_SHORT EXERCISE_. Quote the listing below in full, line by line, without changing anything.

_DATA FOR THIS EXERCISE_.
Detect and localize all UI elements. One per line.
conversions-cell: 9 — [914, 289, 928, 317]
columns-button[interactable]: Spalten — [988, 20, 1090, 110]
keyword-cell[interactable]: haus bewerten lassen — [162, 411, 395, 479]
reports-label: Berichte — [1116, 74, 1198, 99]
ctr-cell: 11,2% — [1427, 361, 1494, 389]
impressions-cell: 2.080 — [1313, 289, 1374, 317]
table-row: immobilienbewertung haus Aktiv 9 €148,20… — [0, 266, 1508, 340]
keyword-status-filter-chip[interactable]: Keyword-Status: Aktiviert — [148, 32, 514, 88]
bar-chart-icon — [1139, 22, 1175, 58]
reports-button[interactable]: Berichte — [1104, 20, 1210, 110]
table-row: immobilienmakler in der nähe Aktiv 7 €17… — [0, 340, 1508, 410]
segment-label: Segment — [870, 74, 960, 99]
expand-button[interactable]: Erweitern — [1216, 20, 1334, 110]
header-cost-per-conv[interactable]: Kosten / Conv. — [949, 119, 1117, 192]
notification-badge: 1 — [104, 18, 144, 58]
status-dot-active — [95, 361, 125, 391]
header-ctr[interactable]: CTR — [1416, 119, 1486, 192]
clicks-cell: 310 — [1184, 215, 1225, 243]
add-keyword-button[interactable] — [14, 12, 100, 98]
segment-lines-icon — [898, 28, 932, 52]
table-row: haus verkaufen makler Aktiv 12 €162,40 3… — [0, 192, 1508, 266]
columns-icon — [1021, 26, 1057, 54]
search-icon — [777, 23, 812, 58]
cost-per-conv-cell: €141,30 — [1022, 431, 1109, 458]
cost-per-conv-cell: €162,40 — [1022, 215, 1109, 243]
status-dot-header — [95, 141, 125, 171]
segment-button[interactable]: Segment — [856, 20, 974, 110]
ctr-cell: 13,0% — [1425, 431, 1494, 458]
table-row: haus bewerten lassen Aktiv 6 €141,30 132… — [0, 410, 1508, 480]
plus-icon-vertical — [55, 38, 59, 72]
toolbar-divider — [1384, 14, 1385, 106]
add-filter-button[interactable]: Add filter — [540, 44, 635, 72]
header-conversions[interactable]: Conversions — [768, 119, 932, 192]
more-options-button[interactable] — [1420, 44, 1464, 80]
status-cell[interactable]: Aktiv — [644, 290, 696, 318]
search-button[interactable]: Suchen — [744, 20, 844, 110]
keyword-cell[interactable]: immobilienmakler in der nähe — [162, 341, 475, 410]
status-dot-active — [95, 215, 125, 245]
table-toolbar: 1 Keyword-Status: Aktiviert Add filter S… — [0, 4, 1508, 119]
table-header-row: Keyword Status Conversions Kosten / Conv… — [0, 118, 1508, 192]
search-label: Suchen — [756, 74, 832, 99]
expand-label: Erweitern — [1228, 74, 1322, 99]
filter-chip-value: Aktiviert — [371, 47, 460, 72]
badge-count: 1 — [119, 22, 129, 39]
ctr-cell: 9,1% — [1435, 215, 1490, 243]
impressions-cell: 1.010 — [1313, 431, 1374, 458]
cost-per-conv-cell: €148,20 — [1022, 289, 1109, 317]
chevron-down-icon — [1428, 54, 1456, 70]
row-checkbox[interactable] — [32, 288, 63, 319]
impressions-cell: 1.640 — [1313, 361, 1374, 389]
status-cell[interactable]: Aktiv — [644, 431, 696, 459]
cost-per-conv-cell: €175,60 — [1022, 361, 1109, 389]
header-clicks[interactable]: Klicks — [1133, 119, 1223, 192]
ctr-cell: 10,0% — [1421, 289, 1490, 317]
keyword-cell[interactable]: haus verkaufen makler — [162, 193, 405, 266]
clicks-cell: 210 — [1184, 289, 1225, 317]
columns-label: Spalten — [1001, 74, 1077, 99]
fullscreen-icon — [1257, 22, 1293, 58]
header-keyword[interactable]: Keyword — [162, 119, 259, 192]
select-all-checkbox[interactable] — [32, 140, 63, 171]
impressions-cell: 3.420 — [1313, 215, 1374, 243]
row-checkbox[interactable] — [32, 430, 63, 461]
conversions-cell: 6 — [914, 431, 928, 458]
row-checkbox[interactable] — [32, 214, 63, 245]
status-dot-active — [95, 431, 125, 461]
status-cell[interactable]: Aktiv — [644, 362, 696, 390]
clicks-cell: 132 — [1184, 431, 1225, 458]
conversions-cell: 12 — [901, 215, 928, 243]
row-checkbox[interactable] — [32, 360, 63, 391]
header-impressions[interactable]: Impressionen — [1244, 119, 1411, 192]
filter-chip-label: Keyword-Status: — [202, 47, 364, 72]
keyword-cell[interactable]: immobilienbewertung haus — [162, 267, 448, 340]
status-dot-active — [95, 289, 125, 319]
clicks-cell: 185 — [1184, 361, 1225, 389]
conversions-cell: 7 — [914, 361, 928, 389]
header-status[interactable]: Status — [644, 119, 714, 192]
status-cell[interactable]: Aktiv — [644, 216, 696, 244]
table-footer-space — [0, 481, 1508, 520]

_OUTPUT FOR THIS EXERCISE_.
Detect and localize all UI elements. One per line.
conversions-cell: 9 — [914, 289, 928, 317]
columns-button[interactable]: Spalten — [988, 20, 1090, 110]
keyword-cell[interactable]: haus bewerten lassen — [162, 411, 395, 479]
reports-label: Berichte — [1116, 74, 1198, 99]
ctr-cell: 11,2% — [1427, 361, 1494, 389]
impressions-cell: 2.080 — [1313, 289, 1374, 317]
table-row: immobilienbewertung haus Aktiv 9 €148,20… — [0, 266, 1508, 340]
keyword-status-filter-chip[interactable]: Keyword-Status: Aktiviert — [148, 32, 514, 88]
bar-chart-icon — [1139, 22, 1175, 58]
reports-button[interactable]: Berichte — [1104, 20, 1210, 110]
table-row: immobilienmakler in der nähe Aktiv 7 €17… — [0, 340, 1508, 410]
segment-label: Segment — [870, 74, 960, 99]
expand-button[interactable]: Erweitern — [1216, 20, 1334, 110]
header-cost-per-conv[interactable]: Kosten / Conv. — [949, 119, 1117, 192]
notification-badge: 1 — [104, 18, 144, 58]
status-dot-active — [95, 361, 125, 391]
header-ctr[interactable]: CTR — [1416, 119, 1486, 192]
clicks-cell: 310 — [1184, 215, 1225, 243]
add-keyword-button[interactable] — [14, 12, 100, 98]
segment-lines-icon — [898, 28, 932, 52]
table-row: haus verkaufen makler Aktiv 12 €162,40 3… — [0, 192, 1508, 266]
columns-icon — [1021, 26, 1057, 54]
search-icon — [777, 23, 812, 58]
cost-per-conv-cell: €141,30 — [1022, 431, 1109, 458]
cost-per-conv-cell: €162,40 — [1022, 215, 1109, 243]
status-dot-header — [95, 141, 125, 171]
segment-button[interactable]: Segment — [856, 20, 974, 110]
ctr-cell: 13,0% — [1425, 431, 1494, 458]
table-row: haus bewerten lassen Aktiv 6 €141,30 132… — [0, 410, 1508, 480]
plus-icon-vertical — [55, 38, 59, 72]
toolbar-divider — [1384, 14, 1385, 106]
add-filter-button[interactable]: Add filter — [540, 44, 635, 72]
header-conversions[interactable]: Conversions — [768, 119, 932, 192]
more-options-button[interactable] — [1420, 44, 1464, 80]
status-cell[interactable]: Aktiv — [644, 290, 696, 318]
search-button[interactable]: Suchen — [744, 20, 844, 110]
keyword-cell[interactable]: immobilienmakler in der nähe — [162, 341, 475, 410]
status-dot-active — [95, 215, 125, 245]
table-toolbar: 1 Keyword-Status: Aktiviert Add filter S… — [0, 4, 1508, 119]
table-header-row: Keyword Status Conversions Kosten / Conv… — [0, 118, 1508, 192]
search-label: Suchen — [756, 74, 832, 99]
expand-label: Erweitern — [1228, 74, 1322, 99]
filter-chip-value: Aktiviert — [371, 47, 460, 72]
badge-count: 1 — [119, 22, 129, 39]
ctr-cell: 9,1% — [1435, 215, 1490, 243]
impressions-cell: 1.010 — [1313, 431, 1374, 458]
cost-per-conv-cell: €148,20 — [1022, 289, 1109, 317]
chevron-down-icon — [1428, 54, 1456, 70]
row-checkbox[interactable] — [32, 288, 63, 319]
impressions-cell: 1.640 — [1313, 361, 1374, 389]
status-cell[interactable]: Aktiv — [644, 431, 696, 459]
cost-per-conv-cell: €175,60 — [1022, 361, 1109, 389]
header-clicks[interactable]: Klicks — [1133, 119, 1223, 192]
ctr-cell: 10,0% — [1421, 289, 1490, 317]
keyword-cell[interactable]: haus verkaufen makler — [162, 193, 405, 266]
clicks-cell: 210 — [1184, 289, 1225, 317]
columns-label: Spalten — [1001, 74, 1077, 99]
fullscreen-icon — [1257, 22, 1293, 58]
header-keyword[interactable]: Keyword — [162, 119, 259, 192]
select-all-checkbox[interactable] — [32, 140, 63, 171]
impressions-cell: 3.420 — [1313, 215, 1374, 243]
row-checkbox[interactable] — [32, 430, 63, 461]
conversions-cell: 6 — [914, 431, 928, 458]
row-checkbox[interactable] — [32, 214, 63, 245]
status-dot-active — [95, 431, 125, 461]
status-cell[interactable]: Aktiv — [644, 362, 696, 390]
clicks-cell: 132 — [1184, 431, 1225, 458]
conversions-cell: 12 — [901, 215, 928, 243]
row-checkbox[interactable] — [32, 360, 63, 391]
header-impressions[interactable]: Impressionen — [1244, 119, 1411, 192]
filter-chip-label: Keyword-Status: — [202, 47, 364, 72]
keyword-cell[interactable]: immobilienbewertung haus — [162, 267, 448, 340]
status-dot-active — [95, 289, 125, 319]
clicks-cell: 185 — [1184, 361, 1225, 389]
conversions-cell: 7 — [914, 361, 928, 389]
header-status[interactable]: Status — [644, 119, 714, 192]
status-cell[interactable]: Aktiv — [644, 216, 696, 244]
table-footer-space — [0, 481, 1508, 520]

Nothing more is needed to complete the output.